### Source records

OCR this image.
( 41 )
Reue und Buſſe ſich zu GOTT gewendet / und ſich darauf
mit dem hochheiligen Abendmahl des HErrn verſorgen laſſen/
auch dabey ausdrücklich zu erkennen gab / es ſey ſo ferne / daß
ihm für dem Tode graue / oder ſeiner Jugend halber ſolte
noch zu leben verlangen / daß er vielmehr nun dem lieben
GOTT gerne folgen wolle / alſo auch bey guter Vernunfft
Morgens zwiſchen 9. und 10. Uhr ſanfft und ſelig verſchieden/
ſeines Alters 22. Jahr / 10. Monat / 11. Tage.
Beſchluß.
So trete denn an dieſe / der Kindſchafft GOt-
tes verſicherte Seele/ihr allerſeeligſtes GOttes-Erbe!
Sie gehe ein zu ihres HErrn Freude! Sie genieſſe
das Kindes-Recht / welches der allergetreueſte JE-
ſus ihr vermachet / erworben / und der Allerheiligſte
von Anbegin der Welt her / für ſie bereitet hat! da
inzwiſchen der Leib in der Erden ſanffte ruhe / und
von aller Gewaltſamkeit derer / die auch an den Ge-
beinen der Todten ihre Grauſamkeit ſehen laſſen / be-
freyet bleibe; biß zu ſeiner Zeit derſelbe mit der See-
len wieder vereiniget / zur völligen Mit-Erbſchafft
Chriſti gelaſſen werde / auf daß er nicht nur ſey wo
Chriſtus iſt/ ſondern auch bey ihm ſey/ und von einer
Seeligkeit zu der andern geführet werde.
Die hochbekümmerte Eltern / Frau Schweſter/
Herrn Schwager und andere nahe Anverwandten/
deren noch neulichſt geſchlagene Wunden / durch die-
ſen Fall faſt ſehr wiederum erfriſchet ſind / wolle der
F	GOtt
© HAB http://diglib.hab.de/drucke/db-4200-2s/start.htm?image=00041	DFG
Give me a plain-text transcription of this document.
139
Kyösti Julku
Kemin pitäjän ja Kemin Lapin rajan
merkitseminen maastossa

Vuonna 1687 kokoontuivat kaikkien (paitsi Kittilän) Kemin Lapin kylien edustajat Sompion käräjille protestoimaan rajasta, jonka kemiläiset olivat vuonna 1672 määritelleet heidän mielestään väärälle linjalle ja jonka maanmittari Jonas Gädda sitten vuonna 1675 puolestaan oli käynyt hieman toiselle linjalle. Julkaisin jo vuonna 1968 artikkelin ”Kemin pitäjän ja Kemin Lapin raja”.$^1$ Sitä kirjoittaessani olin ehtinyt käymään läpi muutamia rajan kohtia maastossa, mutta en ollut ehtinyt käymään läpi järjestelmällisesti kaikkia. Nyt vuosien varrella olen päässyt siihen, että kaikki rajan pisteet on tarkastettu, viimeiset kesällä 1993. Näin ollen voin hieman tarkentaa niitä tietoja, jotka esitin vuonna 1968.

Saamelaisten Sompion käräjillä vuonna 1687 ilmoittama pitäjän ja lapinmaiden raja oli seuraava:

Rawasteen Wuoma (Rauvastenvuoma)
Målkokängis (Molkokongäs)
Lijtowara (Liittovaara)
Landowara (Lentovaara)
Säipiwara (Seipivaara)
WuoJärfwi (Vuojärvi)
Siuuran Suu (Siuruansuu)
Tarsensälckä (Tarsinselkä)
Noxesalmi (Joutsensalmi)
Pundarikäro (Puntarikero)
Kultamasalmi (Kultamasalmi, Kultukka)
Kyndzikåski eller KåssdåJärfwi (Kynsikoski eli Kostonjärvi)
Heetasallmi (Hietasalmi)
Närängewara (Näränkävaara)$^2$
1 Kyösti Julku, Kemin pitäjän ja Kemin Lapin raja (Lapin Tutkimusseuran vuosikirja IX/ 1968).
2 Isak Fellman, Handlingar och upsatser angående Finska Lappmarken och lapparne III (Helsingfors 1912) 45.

######

* _Problem to solve_
Copy out every line of the listing that includes the string "wolle".

* _Written solution_
GOTT gerne folgen wolle / alſo auch bey guter Vernunfft
ſen Fall faſt ſehr wiederum erfriſchet ſind / wolle der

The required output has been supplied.